## Start

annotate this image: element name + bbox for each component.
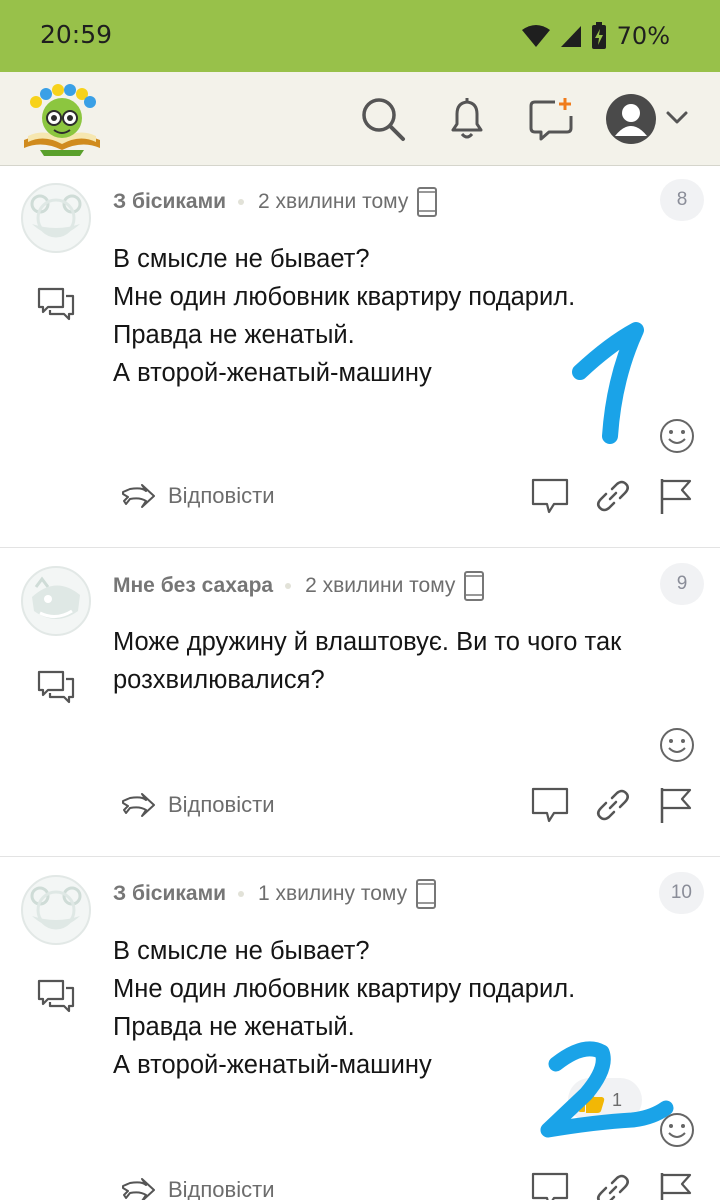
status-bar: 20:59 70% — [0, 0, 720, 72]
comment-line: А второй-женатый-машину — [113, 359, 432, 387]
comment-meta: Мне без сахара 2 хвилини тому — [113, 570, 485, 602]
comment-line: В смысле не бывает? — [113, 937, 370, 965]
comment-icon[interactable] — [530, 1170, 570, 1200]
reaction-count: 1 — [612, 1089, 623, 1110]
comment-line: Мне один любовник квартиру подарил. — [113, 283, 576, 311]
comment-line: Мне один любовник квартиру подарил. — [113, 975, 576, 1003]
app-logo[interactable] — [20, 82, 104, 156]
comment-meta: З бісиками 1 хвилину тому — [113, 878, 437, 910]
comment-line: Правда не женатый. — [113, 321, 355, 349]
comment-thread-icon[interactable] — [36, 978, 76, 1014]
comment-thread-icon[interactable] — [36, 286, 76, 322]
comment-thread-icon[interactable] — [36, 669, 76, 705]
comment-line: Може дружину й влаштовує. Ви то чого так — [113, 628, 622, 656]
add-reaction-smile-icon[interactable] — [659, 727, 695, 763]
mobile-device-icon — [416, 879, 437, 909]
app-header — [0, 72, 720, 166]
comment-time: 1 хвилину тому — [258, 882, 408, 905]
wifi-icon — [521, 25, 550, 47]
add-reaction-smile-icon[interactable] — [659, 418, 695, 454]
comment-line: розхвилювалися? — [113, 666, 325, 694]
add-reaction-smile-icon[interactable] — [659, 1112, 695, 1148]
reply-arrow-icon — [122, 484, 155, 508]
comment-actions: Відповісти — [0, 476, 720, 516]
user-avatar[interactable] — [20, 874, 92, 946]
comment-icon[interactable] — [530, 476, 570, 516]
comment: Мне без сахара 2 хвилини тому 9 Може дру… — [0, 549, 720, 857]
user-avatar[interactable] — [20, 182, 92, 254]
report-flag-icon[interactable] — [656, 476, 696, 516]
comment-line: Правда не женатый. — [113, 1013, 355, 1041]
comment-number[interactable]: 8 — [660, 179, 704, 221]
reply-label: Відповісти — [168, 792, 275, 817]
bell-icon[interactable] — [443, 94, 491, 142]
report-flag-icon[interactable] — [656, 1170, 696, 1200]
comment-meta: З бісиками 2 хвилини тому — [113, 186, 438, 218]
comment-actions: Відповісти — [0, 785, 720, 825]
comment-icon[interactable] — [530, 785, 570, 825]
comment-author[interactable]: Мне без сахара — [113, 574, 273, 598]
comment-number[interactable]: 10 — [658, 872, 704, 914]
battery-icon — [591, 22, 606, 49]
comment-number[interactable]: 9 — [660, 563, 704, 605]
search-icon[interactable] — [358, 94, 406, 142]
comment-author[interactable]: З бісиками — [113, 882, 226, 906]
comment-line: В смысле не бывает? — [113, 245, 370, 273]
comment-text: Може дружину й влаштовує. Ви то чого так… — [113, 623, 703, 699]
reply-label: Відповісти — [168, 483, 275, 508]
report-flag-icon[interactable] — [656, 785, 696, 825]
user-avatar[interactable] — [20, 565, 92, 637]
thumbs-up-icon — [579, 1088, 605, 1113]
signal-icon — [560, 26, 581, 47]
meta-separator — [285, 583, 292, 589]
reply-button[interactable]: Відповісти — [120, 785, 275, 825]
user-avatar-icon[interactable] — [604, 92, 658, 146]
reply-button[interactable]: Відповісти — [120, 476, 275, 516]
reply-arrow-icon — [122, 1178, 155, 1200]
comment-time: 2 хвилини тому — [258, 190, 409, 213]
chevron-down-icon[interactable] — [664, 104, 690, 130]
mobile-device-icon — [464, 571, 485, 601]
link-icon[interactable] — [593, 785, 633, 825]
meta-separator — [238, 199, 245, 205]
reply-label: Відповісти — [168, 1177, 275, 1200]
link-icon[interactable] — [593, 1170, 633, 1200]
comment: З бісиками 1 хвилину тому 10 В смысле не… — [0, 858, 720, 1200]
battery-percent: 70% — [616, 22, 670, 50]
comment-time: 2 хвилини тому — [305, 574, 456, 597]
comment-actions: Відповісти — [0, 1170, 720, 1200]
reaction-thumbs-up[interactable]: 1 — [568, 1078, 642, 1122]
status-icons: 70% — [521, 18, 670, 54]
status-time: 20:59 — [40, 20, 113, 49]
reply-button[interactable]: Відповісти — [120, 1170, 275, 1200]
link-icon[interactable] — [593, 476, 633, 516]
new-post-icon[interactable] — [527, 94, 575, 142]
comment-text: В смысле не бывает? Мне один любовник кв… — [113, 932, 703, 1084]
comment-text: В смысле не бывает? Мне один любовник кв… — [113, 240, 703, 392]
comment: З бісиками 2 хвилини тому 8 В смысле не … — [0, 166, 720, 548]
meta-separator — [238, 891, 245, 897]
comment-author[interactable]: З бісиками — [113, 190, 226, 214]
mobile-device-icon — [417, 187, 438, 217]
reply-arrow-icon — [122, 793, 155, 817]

## End

> [JOB]: Put every line of the entries above into a Markdown table with the columns "Row" and "Line," numbering the rows and skipping blank lines. Leave the pictures out of the table.

> [TASK ANSWER]:
| Row | Line |
|---|---|
| 1 | annotate this image: element name + bbox for each component. |
| 2 | status-bar: 20:59 70% — [0, 0, 720, 72] |
| 3 | comment-line: А второй-женатый-машину — [113, 359, 432, 387] |
| 4 | comment-meta: Мне без сахара 2 хвилини тому — [113, 570, 485, 602] |
| 5 | comment-line: В смысле не бывает? — [113, 937, 370, 965] |
| 6 | comment-icon[interactable] — [530, 1170, 570, 1200] |
| 7 | reaction-count: 1 — [612, 1089, 623, 1110] |
| 8 | comment-line: Мне один любовник квартиру подарил. — [113, 283, 576, 311] |
| 9 | comment-line: Мне один любовник квартиру подарил. — [113, 975, 576, 1003] |
| 10 | app-logo[interactable] — [20, 82, 104, 156] |
| 11 | comment-meta: З бісиками 1 хвилину тому — [113, 878, 437, 910] |
| 12 | comment-line: Правда не женатый. — [113, 321, 355, 349] |
| 13 | comment-thread-icon[interactable] — [36, 978, 76, 1014] |
| 14 | comment-thread-icon[interactable] — [36, 286, 76, 322] |
| 15 | comment-thread-icon[interactable] — [36, 669, 76, 705] |
| 16 | comment-line: Може дружину й влаштовує. Ви то чого так — [113, 628, 622, 656] |
| 17 | add-reaction-smile-icon[interactable] — [659, 727, 695, 763] |
| 18 | mobile-device-icon — [416, 879, 437, 909] |
| 19 | app-header — [0, 72, 720, 166] |
| 20 | comment-time: 1 хвилину тому — [258, 882, 408, 905] |
| 21 | wifi-icon — [521, 25, 550, 47] |
| 22 | add-reaction-smile-icon[interactable] — [659, 418, 695, 454] |
| 23 | comment-line: розхвилювалися? — [113, 666, 325, 694] |
| 24 | add-reaction-smile-icon[interactable] — [659, 1112, 695, 1148] |
| 25 | reply-arrow-icon — [122, 484, 155, 508] |
| 26 | comment-actions: Відповісти — [0, 476, 720, 516] |
| 27 | user-avatar[interactable] — [20, 874, 92, 946] |
| 28 | comment-icon[interactable] — [530, 476, 570, 516] |
| 29 | comment: Мне без сахара 2 хвилини тому 9 Може дру… — [0, 549, 720, 857] |
| 30 | user-avatar[interactable] — [20, 182, 92, 254] |
| 31 | report-flag-icon[interactable] — [656, 476, 696, 516] |
| 32 | comment-line: Правда не женатый. — [113, 1013, 355, 1041] |
| 33 | comment-number[interactable]: 8 — [660, 179, 704, 221] |
| 34 | reply-label: Відповісти — [168, 792, 275, 817] |
| 35 | bell-icon[interactable] — [443, 94, 491, 142] |
| 36 | report-flag-icon[interactable] — [656, 1170, 696, 1200] |
| 37 | comment-meta: З бісиками 2 хвилини тому — [113, 186, 438, 218] |
| 38 | comment-actions: Відповісти — [0, 785, 720, 825] |
| 39 | comment-icon[interactable] — [530, 785, 570, 825] |
| 40 | comment-author[interactable]: Мне без сахара — [113, 574, 273, 598] |
| 41 | comment-number[interactable]: 10 — [658, 872, 704, 914] |
| 42 | battery-icon — [591, 22, 606, 49] |
| 43 | comment-number[interactable]: 9 — [660, 563, 704, 605] |
| 44 | search-icon[interactable] — [358, 94, 406, 142] |
| 45 | comment-author[interactable]: З бісиками — [113, 882, 226, 906] |
| 46 | comment-line: В смысле не бывает? — [113, 245, 370, 273] |
| 47 | comment-text: Може дружину й влаштовує. Ви то чого так… — [113, 623, 703, 699] |
| 48 | reply-label: Відповісти — [168, 483, 275, 508] |
| 49 | report-flag-icon[interactable] — [656, 785, 696, 825] |
| 50 | user-avatar[interactable] — [20, 565, 92, 637] |
| 51 | thumbs-up-icon — [579, 1088, 605, 1113] |
| 52 | signal-icon — [560, 26, 581, 47] |
| 53 | meta-separator — [285, 583, 292, 589] |
| 54 | reply-button[interactable]: Відповісти — [120, 785, 275, 825] |
| 55 | user-avatar-icon[interactable] — [604, 92, 658, 146] |
| 56 | reply-button[interactable]: Відповісти — [120, 476, 275, 516] |
| 57 | reply-arrow-icon — [122, 1178, 155, 1200] |
| 58 | comment-time: 2 хвилини тому — [258, 190, 409, 213] |
| 59 | chevron-down-icon[interactable] — [664, 104, 690, 130] |
| 60 | mobile-device-icon — [464, 571, 485, 601] |
| 61 | link-icon[interactable] — [593, 785, 633, 825] |
| 62 | meta-separator — [238, 199, 245, 205] |
| 63 | reply-label: Відповісти — [168, 1177, 275, 1200] |
| 64 | link-icon[interactable] — [593, 1170, 633, 1200] |
| 65 | comment: З бісиками 1 хвилину тому 10 В смысле не… — [0, 858, 720, 1200] |
| 66 | battery-percent: 70% — [616, 22, 670, 50] |
| 67 | comment-time: 2 хвилини тому — [305, 574, 456, 597] |
| 68 | comment-actions: Відповісти — [0, 1170, 720, 1200] |
| 69 | reaction-thumbs-up[interactable]: 1 — [568, 1078, 642, 1122] |
| 70 | status-icons: 70% — [521, 18, 670, 54] |
| 71 | status-time: 20:59 — [40, 20, 113, 49] |
| 72 | reply-button[interactable]: Відповісти — [120, 1170, 275, 1200] |
| 73 | link-icon[interactable] — [593, 476, 633, 516] |
| 74 | new-post-icon[interactable] — [527, 94, 575, 142] |
| 75 | comment-text: В смысле не бывает? Мне один любовник кв… — [113, 932, 703, 1084] |
| 76 | comment-text: В смысле не бывает? Мне один любовник кв… — [113, 240, 703, 392] |
| 77 | comment: З бісиками 2 хвилини тому 8 В смысле не … — [0, 166, 720, 548] |
| 78 | meta-separator — [238, 891, 245, 897] |
| 79 | comment-author[interactable]: З бісиками — [113, 190, 226, 214] |
| 80 | mobile-device-icon — [417, 187, 438, 217] |
| 81 | reply-arrow-icon — [122, 793, 155, 817] |